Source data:
---*---

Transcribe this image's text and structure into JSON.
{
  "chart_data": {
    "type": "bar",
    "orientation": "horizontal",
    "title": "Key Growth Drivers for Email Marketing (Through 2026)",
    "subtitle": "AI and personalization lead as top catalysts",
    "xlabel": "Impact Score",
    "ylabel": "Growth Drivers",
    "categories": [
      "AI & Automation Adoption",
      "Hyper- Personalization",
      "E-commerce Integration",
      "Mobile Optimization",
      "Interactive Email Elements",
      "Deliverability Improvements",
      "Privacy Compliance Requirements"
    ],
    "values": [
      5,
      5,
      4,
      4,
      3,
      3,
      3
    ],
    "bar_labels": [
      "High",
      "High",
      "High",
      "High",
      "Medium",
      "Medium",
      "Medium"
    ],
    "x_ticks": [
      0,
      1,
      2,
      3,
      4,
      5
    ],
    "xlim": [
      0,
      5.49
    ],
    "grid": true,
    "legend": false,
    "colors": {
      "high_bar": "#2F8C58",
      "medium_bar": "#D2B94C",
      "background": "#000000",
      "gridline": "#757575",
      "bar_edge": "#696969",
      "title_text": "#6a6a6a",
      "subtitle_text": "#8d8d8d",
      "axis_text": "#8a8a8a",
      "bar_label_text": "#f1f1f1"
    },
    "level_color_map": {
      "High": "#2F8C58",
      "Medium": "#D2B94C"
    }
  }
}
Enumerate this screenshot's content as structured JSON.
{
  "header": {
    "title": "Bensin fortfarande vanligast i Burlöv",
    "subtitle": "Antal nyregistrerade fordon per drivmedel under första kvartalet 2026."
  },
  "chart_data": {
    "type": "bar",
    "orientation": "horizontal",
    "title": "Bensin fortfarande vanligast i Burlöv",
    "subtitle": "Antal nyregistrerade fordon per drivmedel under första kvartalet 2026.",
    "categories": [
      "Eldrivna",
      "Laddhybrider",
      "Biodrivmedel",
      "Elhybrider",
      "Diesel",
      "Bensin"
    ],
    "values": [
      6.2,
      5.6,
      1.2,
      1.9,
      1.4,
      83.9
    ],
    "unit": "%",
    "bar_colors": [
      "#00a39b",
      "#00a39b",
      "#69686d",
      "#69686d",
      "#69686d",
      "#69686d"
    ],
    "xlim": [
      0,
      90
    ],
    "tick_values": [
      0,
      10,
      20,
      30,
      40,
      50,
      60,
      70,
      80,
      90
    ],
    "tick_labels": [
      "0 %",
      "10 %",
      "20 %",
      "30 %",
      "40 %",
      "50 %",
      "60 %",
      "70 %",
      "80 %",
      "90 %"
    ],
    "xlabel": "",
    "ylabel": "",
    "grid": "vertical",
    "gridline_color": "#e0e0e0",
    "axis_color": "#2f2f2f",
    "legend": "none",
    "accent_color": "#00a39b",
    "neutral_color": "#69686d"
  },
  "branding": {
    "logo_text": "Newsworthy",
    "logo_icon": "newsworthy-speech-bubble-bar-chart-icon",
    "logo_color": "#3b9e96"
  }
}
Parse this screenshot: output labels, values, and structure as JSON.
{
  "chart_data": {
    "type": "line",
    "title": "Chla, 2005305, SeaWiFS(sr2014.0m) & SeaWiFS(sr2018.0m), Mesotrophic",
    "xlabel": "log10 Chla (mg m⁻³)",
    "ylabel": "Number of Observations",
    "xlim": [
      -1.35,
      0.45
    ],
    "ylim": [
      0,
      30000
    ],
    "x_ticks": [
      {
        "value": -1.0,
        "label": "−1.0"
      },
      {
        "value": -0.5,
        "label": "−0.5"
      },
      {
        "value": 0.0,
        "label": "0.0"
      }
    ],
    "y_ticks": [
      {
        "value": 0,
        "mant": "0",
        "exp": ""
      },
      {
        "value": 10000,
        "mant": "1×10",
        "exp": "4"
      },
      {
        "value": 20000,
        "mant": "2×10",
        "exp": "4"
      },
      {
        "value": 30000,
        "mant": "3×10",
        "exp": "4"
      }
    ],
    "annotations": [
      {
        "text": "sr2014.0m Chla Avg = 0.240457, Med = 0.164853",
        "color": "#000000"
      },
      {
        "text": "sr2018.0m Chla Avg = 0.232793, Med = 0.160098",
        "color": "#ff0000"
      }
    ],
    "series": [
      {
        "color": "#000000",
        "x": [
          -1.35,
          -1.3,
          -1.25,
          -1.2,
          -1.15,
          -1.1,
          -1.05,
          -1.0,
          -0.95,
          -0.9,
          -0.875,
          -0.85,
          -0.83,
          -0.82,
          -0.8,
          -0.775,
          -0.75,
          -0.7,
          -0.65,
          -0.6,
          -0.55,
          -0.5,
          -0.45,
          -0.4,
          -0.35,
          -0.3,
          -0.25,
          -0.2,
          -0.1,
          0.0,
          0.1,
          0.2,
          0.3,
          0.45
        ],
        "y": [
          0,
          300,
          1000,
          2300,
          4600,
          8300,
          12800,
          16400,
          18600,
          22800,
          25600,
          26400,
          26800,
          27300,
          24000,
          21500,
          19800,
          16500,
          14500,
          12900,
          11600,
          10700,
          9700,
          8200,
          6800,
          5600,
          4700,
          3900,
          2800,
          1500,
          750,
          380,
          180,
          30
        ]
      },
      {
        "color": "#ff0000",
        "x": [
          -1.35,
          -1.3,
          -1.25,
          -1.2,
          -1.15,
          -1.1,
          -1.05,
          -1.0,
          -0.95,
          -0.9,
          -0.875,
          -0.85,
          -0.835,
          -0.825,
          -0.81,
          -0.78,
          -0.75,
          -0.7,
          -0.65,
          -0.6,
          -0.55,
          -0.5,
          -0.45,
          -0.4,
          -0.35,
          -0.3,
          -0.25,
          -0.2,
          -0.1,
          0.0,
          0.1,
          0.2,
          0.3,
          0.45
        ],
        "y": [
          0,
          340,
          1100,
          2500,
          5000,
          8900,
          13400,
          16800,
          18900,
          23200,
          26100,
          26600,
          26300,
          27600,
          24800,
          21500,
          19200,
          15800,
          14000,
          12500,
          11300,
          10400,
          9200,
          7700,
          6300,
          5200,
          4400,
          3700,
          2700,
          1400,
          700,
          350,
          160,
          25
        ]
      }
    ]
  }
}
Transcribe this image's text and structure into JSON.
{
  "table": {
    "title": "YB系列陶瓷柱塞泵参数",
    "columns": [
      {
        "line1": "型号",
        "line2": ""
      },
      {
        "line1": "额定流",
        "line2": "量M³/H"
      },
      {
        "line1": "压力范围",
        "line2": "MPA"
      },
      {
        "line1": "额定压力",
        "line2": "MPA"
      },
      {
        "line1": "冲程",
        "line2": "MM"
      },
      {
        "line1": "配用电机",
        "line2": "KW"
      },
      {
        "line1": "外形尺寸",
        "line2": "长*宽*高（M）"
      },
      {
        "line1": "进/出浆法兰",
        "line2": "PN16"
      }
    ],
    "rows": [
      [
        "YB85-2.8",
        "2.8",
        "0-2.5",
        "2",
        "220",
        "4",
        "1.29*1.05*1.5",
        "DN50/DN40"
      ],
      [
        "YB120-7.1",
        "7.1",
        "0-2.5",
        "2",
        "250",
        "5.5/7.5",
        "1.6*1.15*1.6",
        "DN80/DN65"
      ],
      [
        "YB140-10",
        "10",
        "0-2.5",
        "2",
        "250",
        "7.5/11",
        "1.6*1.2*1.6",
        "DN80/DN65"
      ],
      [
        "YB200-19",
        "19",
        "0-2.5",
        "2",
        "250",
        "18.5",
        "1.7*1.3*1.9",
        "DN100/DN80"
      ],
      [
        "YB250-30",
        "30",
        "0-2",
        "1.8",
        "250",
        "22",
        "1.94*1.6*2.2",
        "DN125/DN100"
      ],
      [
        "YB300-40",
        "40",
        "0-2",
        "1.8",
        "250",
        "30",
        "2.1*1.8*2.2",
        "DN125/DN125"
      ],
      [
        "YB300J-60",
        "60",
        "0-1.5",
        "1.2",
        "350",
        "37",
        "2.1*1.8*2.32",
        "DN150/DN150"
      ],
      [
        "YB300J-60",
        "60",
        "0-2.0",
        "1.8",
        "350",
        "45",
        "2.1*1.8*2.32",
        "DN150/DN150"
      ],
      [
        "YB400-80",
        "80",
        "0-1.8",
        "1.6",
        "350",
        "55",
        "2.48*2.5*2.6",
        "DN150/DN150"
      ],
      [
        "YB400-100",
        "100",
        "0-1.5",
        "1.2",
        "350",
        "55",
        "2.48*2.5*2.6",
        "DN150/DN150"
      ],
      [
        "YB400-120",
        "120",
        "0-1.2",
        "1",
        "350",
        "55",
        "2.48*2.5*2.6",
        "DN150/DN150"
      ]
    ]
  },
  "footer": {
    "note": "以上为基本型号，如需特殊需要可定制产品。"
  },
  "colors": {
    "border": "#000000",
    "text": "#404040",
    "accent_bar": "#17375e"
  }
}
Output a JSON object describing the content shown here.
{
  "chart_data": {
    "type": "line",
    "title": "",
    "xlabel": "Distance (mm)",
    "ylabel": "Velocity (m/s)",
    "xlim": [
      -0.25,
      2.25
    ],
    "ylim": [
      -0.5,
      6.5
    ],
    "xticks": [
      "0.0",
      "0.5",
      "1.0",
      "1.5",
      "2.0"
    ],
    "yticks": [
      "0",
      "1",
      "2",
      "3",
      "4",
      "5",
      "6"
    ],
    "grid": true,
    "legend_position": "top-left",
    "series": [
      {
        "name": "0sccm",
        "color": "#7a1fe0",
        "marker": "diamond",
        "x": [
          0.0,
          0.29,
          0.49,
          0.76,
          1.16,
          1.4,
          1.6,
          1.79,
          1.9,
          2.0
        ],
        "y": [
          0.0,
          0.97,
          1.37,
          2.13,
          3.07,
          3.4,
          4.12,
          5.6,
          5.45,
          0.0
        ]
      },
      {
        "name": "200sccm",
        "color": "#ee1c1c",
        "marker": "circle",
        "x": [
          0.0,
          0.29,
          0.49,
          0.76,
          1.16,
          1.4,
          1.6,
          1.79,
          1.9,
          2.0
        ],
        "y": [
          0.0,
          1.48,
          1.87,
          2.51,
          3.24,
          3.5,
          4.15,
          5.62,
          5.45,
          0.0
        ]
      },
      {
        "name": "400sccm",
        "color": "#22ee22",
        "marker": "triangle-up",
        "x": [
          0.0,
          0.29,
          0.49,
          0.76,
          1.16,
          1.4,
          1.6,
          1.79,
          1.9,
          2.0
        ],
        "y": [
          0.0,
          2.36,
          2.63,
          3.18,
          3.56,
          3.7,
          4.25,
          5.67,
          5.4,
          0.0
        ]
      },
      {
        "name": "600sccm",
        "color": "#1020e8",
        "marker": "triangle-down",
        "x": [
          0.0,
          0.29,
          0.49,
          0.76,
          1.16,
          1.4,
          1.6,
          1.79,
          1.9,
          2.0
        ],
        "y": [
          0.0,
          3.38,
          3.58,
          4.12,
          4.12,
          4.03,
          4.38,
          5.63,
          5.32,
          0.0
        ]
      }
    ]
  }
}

---*---

**WHAT TO PRODUCE**
Gather up, from the records above, each line where the word "triangle" appears.

**WRITTEN REPLY**
        "marker": "triangle-up",
        "marker": "triangle-down",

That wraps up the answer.